■ Exercise description:
Reproduce each of the records below, line for line and unchanged.

■ Data shown:
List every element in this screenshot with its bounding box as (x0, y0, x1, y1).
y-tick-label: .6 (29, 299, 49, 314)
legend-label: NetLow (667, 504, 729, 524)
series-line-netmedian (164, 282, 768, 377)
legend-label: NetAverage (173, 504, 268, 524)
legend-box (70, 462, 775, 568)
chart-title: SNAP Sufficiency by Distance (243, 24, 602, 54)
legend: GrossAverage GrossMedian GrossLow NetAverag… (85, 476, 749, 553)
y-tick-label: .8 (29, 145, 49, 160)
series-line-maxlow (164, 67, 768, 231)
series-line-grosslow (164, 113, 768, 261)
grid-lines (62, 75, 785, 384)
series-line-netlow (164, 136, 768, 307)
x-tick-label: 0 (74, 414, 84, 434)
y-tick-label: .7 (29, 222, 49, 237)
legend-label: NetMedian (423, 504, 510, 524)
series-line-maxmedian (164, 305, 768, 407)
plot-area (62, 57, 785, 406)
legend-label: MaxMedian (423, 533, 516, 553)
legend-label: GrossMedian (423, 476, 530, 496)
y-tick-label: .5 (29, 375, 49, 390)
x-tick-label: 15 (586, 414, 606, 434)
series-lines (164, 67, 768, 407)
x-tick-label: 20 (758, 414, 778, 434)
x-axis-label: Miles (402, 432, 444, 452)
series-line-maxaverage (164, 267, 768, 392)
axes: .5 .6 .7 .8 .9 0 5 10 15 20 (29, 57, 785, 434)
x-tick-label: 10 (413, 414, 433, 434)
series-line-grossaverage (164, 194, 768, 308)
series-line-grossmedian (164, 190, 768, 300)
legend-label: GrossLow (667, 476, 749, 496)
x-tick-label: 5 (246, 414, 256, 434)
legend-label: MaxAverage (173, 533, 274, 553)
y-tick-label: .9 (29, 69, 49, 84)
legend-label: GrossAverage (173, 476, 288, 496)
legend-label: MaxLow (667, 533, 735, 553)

■ Answer to the exercise:
List every element in this screenshot with its bounding box as (x0, y0, x1, y1).
y-tick-label: .6 (29, 299, 49, 314)
legend-label: NetLow (667, 504, 729, 524)
series-line-netmedian (164, 282, 768, 377)
legend-label: NetAverage (173, 504, 268, 524)
legend-box (70, 462, 775, 568)
chart-title: SNAP Sufficiency by Distance (243, 24, 602, 54)
legend: GrossAverage GrossMedian GrossLow NetAverag… (85, 476, 749, 553)
y-tick-label: .8 (29, 145, 49, 160)
series-line-maxlow (164, 67, 768, 231)
series-line-grosslow (164, 113, 768, 261)
grid-lines (62, 75, 785, 384)
series-line-netlow (164, 136, 768, 307)
x-tick-label: 0 (74, 414, 84, 434)
y-tick-label: .7 (29, 222, 49, 237)
legend-label: NetMedian (423, 504, 510, 524)
series-line-maxmedian (164, 305, 768, 407)
plot-area (62, 57, 785, 406)
legend-label: MaxMedian (423, 533, 516, 553)
legend-label: GrossMedian (423, 476, 530, 496)
y-tick-label: .5 (29, 375, 49, 390)
x-tick-label: 15 (586, 414, 606, 434)
series-lines (164, 67, 768, 407)
x-tick-label: 20 (758, 414, 778, 434)
x-axis-label: Miles (402, 432, 444, 452)
series-line-maxaverage (164, 267, 768, 392)
axes: .5 .6 .7 .8 .9 0 5 10 15 20 (29, 57, 785, 434)
x-tick-label: 10 (413, 414, 433, 434)
series-line-grossaverage (164, 194, 768, 308)
series-line-grossmedian (164, 190, 768, 300)
legend-label: GrossLow (667, 476, 749, 496)
x-tick-label: 5 (246, 414, 256, 434)
legend-label: MaxAverage (173, 533, 274, 553)
y-tick-label: .9 (29, 69, 49, 84)
legend-label: GrossAverage (173, 476, 288, 496)
legend-label: MaxLow (667, 533, 735, 553)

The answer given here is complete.